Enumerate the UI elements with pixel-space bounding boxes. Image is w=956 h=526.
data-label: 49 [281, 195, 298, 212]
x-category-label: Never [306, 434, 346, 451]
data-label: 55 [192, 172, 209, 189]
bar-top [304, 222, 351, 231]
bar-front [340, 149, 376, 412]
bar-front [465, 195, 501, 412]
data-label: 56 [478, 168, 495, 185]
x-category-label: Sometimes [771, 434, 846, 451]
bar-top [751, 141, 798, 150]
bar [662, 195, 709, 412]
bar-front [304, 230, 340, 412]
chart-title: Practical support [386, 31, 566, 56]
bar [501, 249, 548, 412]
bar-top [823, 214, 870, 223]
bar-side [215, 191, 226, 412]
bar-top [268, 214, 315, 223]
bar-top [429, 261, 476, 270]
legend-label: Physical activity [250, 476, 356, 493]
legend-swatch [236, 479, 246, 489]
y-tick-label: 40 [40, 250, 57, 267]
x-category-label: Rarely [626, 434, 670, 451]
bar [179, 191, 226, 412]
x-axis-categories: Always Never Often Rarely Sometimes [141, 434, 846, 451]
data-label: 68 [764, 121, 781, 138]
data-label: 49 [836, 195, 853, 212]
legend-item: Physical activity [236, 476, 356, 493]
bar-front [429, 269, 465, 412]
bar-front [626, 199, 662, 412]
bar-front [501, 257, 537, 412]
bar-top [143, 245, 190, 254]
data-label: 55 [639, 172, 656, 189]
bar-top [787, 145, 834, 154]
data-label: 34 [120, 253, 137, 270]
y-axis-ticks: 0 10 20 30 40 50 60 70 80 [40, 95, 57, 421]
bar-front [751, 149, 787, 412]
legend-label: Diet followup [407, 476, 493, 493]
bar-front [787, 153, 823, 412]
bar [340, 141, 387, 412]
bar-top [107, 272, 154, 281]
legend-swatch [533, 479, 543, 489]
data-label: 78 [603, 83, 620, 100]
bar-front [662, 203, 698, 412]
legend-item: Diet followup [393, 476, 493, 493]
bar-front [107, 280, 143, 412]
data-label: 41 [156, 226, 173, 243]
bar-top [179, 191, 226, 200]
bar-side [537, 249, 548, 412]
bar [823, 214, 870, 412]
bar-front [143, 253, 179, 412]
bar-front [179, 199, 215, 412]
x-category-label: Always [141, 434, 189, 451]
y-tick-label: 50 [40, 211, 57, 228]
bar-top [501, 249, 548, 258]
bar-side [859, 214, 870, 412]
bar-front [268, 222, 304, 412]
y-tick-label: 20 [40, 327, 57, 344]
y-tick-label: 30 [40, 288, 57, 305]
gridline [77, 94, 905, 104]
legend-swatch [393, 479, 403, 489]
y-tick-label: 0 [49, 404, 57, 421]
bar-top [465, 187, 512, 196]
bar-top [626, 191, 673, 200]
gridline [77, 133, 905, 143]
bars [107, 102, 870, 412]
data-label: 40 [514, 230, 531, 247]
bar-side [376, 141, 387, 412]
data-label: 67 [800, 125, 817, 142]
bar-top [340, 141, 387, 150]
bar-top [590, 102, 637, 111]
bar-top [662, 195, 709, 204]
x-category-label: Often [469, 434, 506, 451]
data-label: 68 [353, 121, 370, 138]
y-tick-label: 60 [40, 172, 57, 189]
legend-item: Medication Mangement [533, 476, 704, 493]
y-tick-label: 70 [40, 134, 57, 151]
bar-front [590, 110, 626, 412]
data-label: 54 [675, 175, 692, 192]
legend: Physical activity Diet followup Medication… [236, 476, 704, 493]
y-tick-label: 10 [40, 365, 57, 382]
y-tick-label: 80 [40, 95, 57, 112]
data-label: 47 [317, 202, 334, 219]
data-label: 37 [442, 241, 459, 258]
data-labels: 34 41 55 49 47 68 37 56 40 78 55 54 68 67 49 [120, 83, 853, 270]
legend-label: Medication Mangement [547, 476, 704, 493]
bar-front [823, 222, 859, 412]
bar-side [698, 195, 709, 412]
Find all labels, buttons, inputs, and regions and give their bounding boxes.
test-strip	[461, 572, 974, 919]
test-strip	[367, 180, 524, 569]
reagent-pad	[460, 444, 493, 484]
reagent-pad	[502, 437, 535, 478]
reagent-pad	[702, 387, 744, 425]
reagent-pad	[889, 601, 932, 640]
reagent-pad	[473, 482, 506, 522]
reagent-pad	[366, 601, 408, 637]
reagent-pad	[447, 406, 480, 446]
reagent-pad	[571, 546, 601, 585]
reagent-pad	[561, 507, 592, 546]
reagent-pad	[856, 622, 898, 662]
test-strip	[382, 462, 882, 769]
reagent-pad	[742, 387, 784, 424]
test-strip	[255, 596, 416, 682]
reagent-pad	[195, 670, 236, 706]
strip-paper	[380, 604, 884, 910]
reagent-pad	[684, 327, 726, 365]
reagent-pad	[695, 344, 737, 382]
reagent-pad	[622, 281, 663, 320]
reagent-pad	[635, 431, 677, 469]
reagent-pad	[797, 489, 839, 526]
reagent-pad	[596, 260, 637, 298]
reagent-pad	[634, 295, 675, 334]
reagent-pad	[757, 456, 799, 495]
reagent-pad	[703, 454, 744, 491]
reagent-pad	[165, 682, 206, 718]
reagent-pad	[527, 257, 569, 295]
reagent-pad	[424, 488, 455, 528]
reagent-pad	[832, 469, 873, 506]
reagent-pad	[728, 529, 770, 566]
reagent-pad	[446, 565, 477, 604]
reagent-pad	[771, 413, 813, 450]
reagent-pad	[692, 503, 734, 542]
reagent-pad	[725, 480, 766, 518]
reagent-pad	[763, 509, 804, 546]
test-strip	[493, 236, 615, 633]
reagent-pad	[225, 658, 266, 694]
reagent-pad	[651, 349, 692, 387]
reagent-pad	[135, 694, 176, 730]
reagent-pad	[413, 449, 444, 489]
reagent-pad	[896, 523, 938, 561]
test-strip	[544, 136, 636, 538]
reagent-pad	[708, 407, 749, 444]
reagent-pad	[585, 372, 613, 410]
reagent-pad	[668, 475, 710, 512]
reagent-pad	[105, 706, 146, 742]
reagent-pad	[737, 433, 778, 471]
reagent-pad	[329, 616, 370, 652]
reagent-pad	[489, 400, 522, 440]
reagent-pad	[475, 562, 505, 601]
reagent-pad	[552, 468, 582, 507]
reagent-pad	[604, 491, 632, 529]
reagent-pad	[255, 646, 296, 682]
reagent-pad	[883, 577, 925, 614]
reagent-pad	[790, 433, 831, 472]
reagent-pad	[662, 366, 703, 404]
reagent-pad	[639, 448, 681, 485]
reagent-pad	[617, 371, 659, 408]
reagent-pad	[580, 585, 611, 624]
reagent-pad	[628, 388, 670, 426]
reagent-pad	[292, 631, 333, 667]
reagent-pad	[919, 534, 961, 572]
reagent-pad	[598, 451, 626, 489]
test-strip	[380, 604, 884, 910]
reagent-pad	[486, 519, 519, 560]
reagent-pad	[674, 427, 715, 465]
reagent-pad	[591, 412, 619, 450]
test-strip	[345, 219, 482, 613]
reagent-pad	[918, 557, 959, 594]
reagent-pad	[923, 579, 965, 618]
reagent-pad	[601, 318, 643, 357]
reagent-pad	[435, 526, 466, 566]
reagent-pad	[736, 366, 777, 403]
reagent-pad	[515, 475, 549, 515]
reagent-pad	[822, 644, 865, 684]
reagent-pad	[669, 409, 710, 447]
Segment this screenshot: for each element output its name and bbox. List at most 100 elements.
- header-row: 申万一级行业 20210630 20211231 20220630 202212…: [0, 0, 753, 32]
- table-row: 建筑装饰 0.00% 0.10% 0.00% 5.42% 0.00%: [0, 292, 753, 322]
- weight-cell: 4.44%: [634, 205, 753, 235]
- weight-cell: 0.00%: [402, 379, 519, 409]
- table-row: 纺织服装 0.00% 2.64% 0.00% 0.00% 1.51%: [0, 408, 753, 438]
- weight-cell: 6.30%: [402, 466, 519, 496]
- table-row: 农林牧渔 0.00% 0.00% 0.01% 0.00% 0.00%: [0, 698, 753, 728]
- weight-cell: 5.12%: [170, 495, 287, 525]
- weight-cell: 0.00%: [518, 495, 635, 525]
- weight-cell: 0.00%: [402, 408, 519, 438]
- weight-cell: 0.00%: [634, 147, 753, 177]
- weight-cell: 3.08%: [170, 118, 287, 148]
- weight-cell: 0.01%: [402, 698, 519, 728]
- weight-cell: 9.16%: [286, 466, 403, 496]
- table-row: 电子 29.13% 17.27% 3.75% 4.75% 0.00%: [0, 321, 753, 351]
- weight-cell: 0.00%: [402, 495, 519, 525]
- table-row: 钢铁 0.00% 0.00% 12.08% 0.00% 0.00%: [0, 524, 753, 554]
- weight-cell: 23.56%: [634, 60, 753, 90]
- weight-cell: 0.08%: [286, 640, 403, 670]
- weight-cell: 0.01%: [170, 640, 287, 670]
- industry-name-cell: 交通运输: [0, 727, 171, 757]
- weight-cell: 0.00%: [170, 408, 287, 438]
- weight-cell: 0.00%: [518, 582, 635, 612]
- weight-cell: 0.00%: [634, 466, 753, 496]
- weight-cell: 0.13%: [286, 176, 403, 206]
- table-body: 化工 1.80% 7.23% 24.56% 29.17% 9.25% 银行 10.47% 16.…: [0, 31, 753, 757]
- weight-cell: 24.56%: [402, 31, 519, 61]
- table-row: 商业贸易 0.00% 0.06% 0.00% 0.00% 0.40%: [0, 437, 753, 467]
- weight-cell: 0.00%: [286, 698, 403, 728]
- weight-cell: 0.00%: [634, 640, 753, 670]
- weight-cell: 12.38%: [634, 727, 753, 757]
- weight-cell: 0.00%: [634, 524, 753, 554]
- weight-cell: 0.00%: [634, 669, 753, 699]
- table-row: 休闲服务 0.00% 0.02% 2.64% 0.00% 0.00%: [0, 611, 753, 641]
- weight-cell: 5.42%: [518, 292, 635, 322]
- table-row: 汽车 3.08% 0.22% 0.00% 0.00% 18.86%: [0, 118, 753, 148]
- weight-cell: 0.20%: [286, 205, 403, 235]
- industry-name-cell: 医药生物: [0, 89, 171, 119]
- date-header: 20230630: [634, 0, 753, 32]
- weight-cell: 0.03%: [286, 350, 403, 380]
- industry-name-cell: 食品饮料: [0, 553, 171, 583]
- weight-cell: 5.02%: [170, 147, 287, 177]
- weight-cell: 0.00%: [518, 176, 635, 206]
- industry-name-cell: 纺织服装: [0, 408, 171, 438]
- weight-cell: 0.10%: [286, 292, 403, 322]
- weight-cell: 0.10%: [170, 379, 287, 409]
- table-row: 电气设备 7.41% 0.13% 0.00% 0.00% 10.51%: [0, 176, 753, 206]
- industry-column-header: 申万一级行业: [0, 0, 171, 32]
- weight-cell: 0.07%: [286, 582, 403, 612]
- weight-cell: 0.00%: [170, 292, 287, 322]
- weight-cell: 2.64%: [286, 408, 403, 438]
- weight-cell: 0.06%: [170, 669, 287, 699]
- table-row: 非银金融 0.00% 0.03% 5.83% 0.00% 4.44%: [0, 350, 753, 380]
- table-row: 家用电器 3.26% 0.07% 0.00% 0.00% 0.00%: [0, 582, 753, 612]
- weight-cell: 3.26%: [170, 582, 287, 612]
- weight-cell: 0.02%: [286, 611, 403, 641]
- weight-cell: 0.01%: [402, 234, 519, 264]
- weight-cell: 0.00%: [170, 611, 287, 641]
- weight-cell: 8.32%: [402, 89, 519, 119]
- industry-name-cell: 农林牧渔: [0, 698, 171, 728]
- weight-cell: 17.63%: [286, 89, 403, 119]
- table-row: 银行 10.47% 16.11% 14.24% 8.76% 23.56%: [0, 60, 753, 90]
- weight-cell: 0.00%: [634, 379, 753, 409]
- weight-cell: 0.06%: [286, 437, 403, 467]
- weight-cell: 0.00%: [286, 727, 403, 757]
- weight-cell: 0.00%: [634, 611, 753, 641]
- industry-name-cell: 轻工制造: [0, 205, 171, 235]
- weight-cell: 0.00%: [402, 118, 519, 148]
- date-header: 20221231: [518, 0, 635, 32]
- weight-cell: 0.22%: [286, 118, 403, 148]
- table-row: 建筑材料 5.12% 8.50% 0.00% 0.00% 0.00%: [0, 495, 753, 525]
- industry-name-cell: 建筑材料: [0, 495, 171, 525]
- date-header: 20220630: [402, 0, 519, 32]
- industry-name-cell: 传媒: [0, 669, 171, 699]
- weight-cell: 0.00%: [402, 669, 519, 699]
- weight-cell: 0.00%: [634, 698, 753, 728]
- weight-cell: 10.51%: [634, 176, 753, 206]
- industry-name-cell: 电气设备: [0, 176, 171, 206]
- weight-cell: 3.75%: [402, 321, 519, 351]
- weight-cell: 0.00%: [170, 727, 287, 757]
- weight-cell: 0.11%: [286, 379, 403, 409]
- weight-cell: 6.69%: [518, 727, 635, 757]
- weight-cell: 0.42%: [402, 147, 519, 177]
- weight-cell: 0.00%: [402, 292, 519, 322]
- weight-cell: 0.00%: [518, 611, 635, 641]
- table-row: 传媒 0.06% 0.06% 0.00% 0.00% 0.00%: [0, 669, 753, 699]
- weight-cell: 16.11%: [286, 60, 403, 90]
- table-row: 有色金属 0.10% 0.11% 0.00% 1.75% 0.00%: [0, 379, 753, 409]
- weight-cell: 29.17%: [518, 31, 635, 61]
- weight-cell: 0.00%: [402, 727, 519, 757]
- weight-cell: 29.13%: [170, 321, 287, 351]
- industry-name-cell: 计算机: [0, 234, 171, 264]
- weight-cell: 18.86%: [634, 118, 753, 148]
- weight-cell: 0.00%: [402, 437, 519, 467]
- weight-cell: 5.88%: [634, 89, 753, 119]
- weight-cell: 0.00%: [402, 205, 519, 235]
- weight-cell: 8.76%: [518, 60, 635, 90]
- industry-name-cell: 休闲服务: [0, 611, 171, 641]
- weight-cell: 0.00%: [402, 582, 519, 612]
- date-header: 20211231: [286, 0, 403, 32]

■ ■ ■ ■ ■ ■ ■

Rewrite the rows from the start through the line with "legend-label: Physical activity", replacing "data-label" with "value-label" and changing nothing else.

Enumerate the UI elements with pixel-space bounding boxes. Image is w=956 h=526.
value-label: 49 [281, 195, 298, 212]
x-category-label: Never [306, 434, 346, 451]
value-label: 55 [192, 172, 209, 189]
bar-top [304, 222, 351, 231]
bar-front [340, 149, 376, 412]
bar-front [465, 195, 501, 412]
value-label: 56 [478, 168, 495, 185]
x-category-label: Sometimes [771, 434, 846, 451]
bar-top [751, 141, 798, 150]
bar [662, 195, 709, 412]
bar-front [304, 230, 340, 412]
chart-title: Practical support [386, 31, 566, 56]
bar [501, 249, 548, 412]
bar-top [823, 214, 870, 223]
bar-side [215, 191, 226, 412]
bar-top [268, 214, 315, 223]
bar-top [429, 261, 476, 270]
legend-label: Physical activity [250, 476, 356, 493]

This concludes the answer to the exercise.